--- start Given data ---

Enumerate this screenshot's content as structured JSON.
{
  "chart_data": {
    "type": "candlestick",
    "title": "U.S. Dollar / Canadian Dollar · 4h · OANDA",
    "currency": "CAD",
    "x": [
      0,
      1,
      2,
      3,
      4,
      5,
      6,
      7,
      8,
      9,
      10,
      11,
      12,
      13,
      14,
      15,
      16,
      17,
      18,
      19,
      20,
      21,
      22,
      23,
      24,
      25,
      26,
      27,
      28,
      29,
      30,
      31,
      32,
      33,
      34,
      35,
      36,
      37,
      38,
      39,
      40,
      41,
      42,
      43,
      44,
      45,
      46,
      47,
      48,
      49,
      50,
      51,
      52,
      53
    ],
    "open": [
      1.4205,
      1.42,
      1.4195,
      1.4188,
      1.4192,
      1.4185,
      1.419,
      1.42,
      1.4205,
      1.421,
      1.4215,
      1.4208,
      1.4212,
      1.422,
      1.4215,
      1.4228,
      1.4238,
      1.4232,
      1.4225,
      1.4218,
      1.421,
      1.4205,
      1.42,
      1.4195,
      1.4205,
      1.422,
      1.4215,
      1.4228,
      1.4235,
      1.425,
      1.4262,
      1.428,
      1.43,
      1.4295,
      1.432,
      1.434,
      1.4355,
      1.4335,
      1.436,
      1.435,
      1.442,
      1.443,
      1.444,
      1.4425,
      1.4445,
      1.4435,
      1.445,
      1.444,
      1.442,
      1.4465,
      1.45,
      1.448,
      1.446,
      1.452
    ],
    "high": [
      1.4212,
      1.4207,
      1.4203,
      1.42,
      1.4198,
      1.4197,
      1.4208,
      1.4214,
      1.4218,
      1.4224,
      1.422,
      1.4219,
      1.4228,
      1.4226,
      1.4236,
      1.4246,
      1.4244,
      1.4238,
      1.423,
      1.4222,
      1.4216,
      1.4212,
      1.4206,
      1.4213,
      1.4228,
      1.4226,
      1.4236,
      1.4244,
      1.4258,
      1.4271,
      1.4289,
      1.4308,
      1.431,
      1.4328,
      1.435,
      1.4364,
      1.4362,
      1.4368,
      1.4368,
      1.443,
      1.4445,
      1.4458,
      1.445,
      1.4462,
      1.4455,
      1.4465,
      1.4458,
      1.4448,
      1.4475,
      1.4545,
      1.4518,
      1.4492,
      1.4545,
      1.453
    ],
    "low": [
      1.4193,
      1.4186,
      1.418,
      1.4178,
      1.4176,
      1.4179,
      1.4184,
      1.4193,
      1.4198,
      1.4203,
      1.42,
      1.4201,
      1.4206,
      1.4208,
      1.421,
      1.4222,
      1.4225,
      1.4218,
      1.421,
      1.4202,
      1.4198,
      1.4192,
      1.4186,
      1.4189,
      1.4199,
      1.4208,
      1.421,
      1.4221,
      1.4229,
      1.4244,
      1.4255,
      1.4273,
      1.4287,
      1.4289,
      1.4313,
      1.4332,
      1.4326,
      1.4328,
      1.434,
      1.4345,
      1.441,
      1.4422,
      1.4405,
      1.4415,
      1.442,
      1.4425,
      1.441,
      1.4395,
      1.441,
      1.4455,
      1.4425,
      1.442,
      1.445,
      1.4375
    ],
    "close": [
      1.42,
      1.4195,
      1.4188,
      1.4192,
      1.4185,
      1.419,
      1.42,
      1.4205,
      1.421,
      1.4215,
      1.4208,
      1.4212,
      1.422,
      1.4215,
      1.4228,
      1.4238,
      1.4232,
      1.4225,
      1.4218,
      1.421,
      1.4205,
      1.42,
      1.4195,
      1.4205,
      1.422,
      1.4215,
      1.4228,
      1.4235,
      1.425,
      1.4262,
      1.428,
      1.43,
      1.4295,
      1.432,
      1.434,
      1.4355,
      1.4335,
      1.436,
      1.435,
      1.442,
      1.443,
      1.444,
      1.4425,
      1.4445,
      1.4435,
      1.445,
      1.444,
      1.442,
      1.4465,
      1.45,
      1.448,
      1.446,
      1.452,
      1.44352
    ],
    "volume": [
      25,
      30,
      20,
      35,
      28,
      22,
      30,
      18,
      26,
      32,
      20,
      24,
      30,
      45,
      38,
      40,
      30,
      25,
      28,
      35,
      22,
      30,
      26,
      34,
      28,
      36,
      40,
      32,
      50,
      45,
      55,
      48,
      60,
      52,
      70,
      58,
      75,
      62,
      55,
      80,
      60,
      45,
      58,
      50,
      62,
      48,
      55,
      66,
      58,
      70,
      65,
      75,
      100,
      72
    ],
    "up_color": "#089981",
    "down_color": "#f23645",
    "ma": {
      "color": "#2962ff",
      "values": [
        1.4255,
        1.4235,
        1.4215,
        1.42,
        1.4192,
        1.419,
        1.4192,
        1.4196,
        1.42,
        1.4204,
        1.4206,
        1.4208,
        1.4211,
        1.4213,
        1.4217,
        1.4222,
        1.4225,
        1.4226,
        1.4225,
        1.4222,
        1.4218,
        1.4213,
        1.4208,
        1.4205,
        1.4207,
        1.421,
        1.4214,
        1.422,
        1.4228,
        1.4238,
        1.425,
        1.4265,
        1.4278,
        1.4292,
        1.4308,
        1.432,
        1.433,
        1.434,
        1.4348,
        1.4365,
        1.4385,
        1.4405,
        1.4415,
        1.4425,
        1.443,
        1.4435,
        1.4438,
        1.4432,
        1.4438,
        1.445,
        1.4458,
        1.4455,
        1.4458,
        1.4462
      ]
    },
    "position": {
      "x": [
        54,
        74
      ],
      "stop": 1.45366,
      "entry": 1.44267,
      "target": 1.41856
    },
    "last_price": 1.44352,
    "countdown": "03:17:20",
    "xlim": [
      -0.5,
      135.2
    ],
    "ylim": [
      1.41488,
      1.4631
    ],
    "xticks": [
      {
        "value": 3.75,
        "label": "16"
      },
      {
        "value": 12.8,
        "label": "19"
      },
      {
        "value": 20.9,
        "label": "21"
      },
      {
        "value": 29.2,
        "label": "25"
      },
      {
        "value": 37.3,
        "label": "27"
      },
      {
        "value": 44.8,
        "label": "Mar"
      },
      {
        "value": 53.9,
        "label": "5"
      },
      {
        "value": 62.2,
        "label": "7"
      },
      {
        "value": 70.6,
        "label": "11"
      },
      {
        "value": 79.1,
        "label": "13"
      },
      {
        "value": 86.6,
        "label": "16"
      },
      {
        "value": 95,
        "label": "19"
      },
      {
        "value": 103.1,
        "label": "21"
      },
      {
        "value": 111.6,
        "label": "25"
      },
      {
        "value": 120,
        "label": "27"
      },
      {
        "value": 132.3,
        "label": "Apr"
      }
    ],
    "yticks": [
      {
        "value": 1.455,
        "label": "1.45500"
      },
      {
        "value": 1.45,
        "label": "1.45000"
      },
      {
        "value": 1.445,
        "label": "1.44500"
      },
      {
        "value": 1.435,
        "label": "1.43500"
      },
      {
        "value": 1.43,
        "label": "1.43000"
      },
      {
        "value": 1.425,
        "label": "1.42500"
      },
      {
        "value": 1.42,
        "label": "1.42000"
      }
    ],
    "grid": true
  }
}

--- end Given data ---

Exercise
Extract the whole listing, character for character.

Correct output
Enumerate this screenshot's content as structured JSON.
{
  "chart_data": {
    "type": "candlestick",
    "title": "U.S. Dollar / Canadian Dollar · 4h · OANDA",
    "currency": "CAD",
    "x": [
      0,
      1,
      2,
      3,
      4,
      5,
      6,
      7,
      8,
      9,
      10,
      11,
      12,
      13,
      14,
      15,
      16,
      17,
      18,
      19,
      20,
      21,
      22,
      23,
      24,
      25,
      26,
      27,
      28,
      29,
      30,
      31,
      32,
      33,
      34,
      35,
      36,
      37,
      38,
      39,
      40,
      41,
      42,
      43,
      44,
      45,
      46,
      47,
      48,
      49,
      50,
      51,
      52,
      53
    ],
    "open": [
      1.4205,
      1.42,
      1.4195,
      1.4188,
      1.4192,
      1.4185,
      1.419,
      1.42,
      1.4205,
      1.421,
      1.4215,
      1.4208,
      1.4212,
      1.422,
      1.4215,
      1.4228,
      1.4238,
      1.4232,
      1.4225,
      1.4218,
      1.421,
      1.4205,
      1.42,
      1.4195,
      1.4205,
      1.422,
      1.4215,
      1.4228,
      1.4235,
      1.425,
      1.4262,
      1.428,
      1.43,
      1.4295,
      1.432,
      1.434,
      1.4355,
      1.4335,
      1.436,
      1.435,
      1.442,
      1.443,
      1.444,
      1.4425,
      1.4445,
      1.4435,
      1.445,
      1.444,
      1.442,
      1.4465,
      1.45,
      1.448,
      1.446,
      1.452
    ],
    "high": [
      1.4212,
      1.4207,
      1.4203,
      1.42,
      1.4198,
      1.4197,
      1.4208,
      1.4214,
      1.4218,
      1.4224,
      1.422,
      1.4219,
      1.4228,
      1.4226,
      1.4236,
      1.4246,
      1.4244,
      1.4238,
      1.423,
      1.4222,
      1.4216,
      1.4212,
      1.4206,
      1.4213,
      1.4228,
      1.4226,
      1.4236,
      1.4244,
      1.4258,
      1.4271,
      1.4289,
      1.4308,
      1.431,
      1.4328,
      1.435,
      1.4364,
      1.4362,
      1.4368,
      1.4368,
      1.443,
      1.4445,
      1.4458,
      1.445,
      1.4462,
      1.4455,
      1.4465,
      1.4458,
      1.4448,
      1.4475,
      1.4545,
      1.4518,
      1.4492,
      1.4545,
      1.453
    ],
    "low": [
      1.4193,
      1.4186,
      1.418,
      1.4178,
      1.4176,
      1.4179,
      1.4184,
      1.4193,
      1.4198,
      1.4203,
      1.42,
      1.4201,
      1.4206,
      1.4208,
      1.421,
      1.4222,
      1.4225,
      1.4218,
      1.421,
      1.4202,
      1.4198,
      1.4192,
      1.4186,
      1.4189,
      1.4199,
      1.4208,
      1.421,
      1.4221,
      1.4229,
      1.4244,
      1.4255,
      1.4273,
      1.4287,
      1.4289,
      1.4313,
      1.4332,
      1.4326,
      1.4328,
      1.434,
      1.4345,
      1.441,
      1.4422,
      1.4405,
      1.4415,
      1.442,
      1.4425,
      1.441,
      1.4395,
      1.441,
      1.4455,
      1.4425,
      1.442,
      1.445,
      1.4375
    ],
    "close": [
      1.42,
      1.4195,
      1.4188,
      1.4192,
      1.4185,
      1.419,
      1.42,
      1.4205,
      1.421,
      1.4215,
      1.4208,
      1.4212,
      1.422,
      1.4215,
      1.4228,
      1.4238,
      1.4232,
      1.4225,
      1.4218,
      1.421,
      1.4205,
      1.42,
      1.4195,
      1.4205,
      1.422,
      1.4215,
      1.4228,
      1.4235,
      1.425,
      1.4262,
      1.428,
      1.43,
      1.4295,
      1.432,
      1.434,
      1.4355,
      1.4335,
      1.436,
      1.435,
      1.442,
      1.443,
      1.444,
      1.4425,
      1.4445,
      1.4435,
      1.445,
      1.444,
      1.442,
      1.4465,
      1.45,
      1.448,
      1.446,
      1.452,
      1.44352
    ],
    "volume": [
      25,
      30,
      20,
      35,
      28,
      22,
      30,
      18,
      26,
      32,
      20,
      24,
      30,
      45,
      38,
      40,
      30,
      25,
      28,
      35,
      22,
      30,
      26,
      34,
      28,
      36,
      40,
      32,
      50,
      45,
      55,
      48,
      60,
      52,
      70,
      58,
      75,
      62,
      55,
      80,
      60,
      45,
      58,
      50,
      62,
      48,
      55,
      66,
      58,
      70,
      65,
      75,
      100,
      72
    ],
    "up_color": "#089981",
    "down_color": "#f23645",
    "ma": {
      "color": "#2962ff",
      "values": [
        1.4255,
        1.4235,
        1.4215,
        1.42,
        1.4192,
        1.419,
        1.4192,
        1.4196,
        1.42,
        1.4204,
        1.4206,
        1.4208,
        1.4211,
        1.4213,
        1.4217,
        1.4222,
        1.4225,
        1.4226,
        1.4225,
        1.4222,
        1.4218,
        1.4213,
        1.4208,
        1.4205,
        1.4207,
        1.421,
        1.4214,
        1.422,
        1.4228,
        1.4238,
        1.425,
        1.4265,
        1.4278,
        1.4292,
        1.4308,
        1.432,
        1.433,
        1.434,
        1.4348,
        1.4365,
        1.4385,
        1.4405,
        1.4415,
        1.4425,
        1.443,
        1.4435,
        1.4438,
        1.4432,
        1.4438,
        1.445,
        1.4458,
        1.4455,
        1.4458,
        1.4462
      ]
    },
    "position": {
      "x": [
        54,
        74
      ],
      "stop": 1.45366,
      "entry": 1.44267,
      "target": 1.41856
    },
    "last_price": 1.44352,
    "countdown": "03:17:20",
    "xlim": [
      -0.5,
      135.2
    ],
    "ylim": [
      1.41488,
      1.4631
    ],
    "xticks": [
      {
        "value": 3.75,
        "label": "16"
      },
      {
        "value": 12.8,
        "label": "19"
      },
      {
        "value": 20.9,
        "label": "21"
      },
      {
        "value": 29.2,
        "label": "25"
      },
      {
        "value": 37.3,
        "label": "27"
      },
      {
        "value": 44.8,
        "label": "Mar"
      },
      {
        "value": 53.9,
        "label": "5"
      },
      {
        "value": 62.2,
        "label": "7"
      },
      {
        "value": 70.6,
        "label": "11"
      },
      {
        "value": 79.1,
        "label": "13"
      },
      {
        "value": 86.6,
        "label": "16"
      },
      {
        "value": 95,
        "label": "19"
      },
      {
        "value": 103.1,
        "label": "21"
      },
      {
        "value": 111.6,
        "label": "25"
      },
      {
        "value": 120,
        "label": "27"
      },
      {
        "value": 132.3,
        "label": "Apr"
      }
    ],
    "yticks": [
      {
        "value": 1.455,
        "label": "1.45500"
      },
      {
        "value": 1.45,
        "label": "1.45000"
      },
      {
        "value": 1.445,
        "label": "1.44500"
      },
      {
        "value": 1.435,
        "label": "1.43500"
      },
      {
        "value": 1.43,
        "label": "1.43000"
      },
      {
        "value": 1.425,
        "label": "1.42500"
      },
      {
        "value": 1.42,
        "label": "1.42000"
      }
    ],
    "grid": true
  }
}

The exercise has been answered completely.